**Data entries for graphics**
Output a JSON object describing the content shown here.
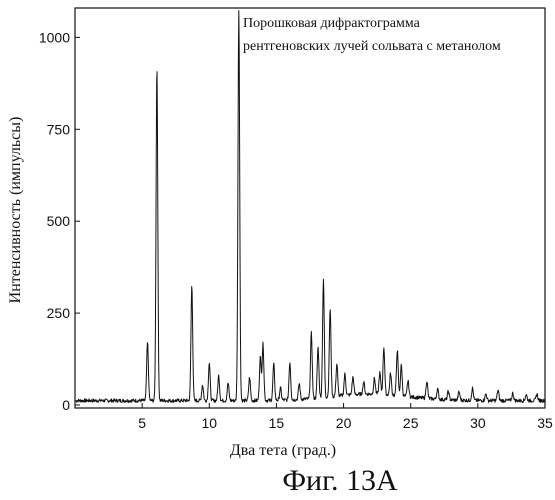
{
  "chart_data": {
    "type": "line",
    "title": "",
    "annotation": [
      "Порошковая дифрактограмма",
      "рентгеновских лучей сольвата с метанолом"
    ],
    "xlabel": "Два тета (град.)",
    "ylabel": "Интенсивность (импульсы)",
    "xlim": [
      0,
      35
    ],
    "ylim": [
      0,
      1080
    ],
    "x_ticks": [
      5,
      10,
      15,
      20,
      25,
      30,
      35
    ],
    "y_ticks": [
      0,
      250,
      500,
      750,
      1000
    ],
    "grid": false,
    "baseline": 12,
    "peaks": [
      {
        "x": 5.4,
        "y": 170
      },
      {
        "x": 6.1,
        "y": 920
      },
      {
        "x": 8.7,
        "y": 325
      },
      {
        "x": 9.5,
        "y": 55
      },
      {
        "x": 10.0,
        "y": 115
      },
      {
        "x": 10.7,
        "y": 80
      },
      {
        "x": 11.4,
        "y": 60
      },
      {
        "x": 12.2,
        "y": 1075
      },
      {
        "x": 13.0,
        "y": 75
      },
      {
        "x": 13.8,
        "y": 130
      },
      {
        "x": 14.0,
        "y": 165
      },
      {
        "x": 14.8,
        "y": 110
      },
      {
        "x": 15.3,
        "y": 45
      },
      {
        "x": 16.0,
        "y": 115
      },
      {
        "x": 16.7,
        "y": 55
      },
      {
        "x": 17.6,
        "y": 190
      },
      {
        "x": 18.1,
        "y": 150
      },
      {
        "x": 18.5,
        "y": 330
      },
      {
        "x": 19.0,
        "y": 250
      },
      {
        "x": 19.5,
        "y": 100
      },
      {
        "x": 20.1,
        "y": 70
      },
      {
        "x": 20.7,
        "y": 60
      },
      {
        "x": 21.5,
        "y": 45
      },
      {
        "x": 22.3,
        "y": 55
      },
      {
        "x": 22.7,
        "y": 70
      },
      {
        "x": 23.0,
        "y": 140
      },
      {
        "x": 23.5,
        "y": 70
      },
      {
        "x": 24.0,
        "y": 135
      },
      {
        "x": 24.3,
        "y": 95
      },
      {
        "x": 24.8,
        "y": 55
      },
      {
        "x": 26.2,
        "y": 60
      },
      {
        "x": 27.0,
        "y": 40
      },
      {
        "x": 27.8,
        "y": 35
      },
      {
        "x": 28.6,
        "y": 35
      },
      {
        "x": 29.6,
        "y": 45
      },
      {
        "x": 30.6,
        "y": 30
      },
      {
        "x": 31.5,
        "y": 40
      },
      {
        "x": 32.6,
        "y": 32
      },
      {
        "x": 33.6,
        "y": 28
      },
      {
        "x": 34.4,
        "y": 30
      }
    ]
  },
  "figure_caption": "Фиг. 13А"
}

**Written exercise**
Repeat every record precisely. Any picture among them stays out of the copy.

**Solution for this exercise**
Output a JSON object describing the content shown here.
{
  "chart_data": {
    "type": "line",
    "title": "",
    "annotation": [
      "Порошковая дифрактограмма",
      "рентгеновских лучей сольвата с метанолом"
    ],
    "xlabel": "Два тета (град.)",
    "ylabel": "Интенсивность (импульсы)",
    "xlim": [
      0,
      35
    ],
    "ylim": [
      0,
      1080
    ],
    "x_ticks": [
      5,
      10,
      15,
      20,
      25,
      30,
      35
    ],
    "y_ticks": [
      0,
      250,
      500,
      750,
      1000
    ],
    "grid": false,
    "baseline": 12,
    "peaks": [
      {
        "x": 5.4,
        "y": 170
      },
      {
        "x": 6.1,
        "y": 920
      },
      {
        "x": 8.7,
        "y": 325
      },
      {
        "x": 9.5,
        "y": 55
      },
      {
        "x": 10.0,
        "y": 115
      },
      {
        "x": 10.7,
        "y": 80
      },
      {
        "x": 11.4,
        "y": 60
      },
      {
        "x": 12.2,
        "y": 1075
      },
      {
        "x": 13.0,
        "y": 75
      },
      {
        "x": 13.8,
        "y": 130
      },
      {
        "x": 14.0,
        "y": 165
      },
      {
        "x": 14.8,
        "y": 110
      },
      {
        "x": 15.3,
        "y": 45
      },
      {
        "x": 16.0,
        "y": 115
      },
      {
        "x": 16.7,
        "y": 55
      },
      {
        "x": 17.6,
        "y": 190
      },
      {
        "x": 18.1,
        "y": 150
      },
      {
        "x": 18.5,
        "y": 330
      },
      {
        "x": 19.0,
        "y": 250
      },
      {
        "x": 19.5,
        "y": 100
      },
      {
        "x": 20.1,
        "y": 70
      },
      {
        "x": 20.7,
        "y": 60
      },
      {
        "x": 21.5,
        "y": 45
      },
      {
        "x": 22.3,
        "y": 55
      },
      {
        "x": 22.7,
        "y": 70
      },
      {
        "x": 23.0,
        "y": 140
      },
      {
        "x": 23.5,
        "y": 70
      },
      {
        "x": 24.0,
        "y": 135
      },
      {
        "x": 24.3,
        "y": 95
      },
      {
        "x": 24.8,
        "y": 55
      },
      {
        "x": 26.2,
        "y": 60
      },
      {
        "x": 27.0,
        "y": 40
      },
      {
        "x": 27.8,
        "y": 35
      },
      {
        "x": 28.6,
        "y": 35
      },
      {
        "x": 29.6,
        "y": 45
      },
      {
        "x": 30.6,
        "y": 30
      },
      {
        "x": 31.5,
        "y": 40
      },
      {
        "x": 32.6,
        "y": 32
      },
      {
        "x": 33.6,
        "y": 28
      },
      {
        "x": 34.4,
        "y": 30
      }
    ]
  },
  "figure_caption": "Фиг. 13А"
}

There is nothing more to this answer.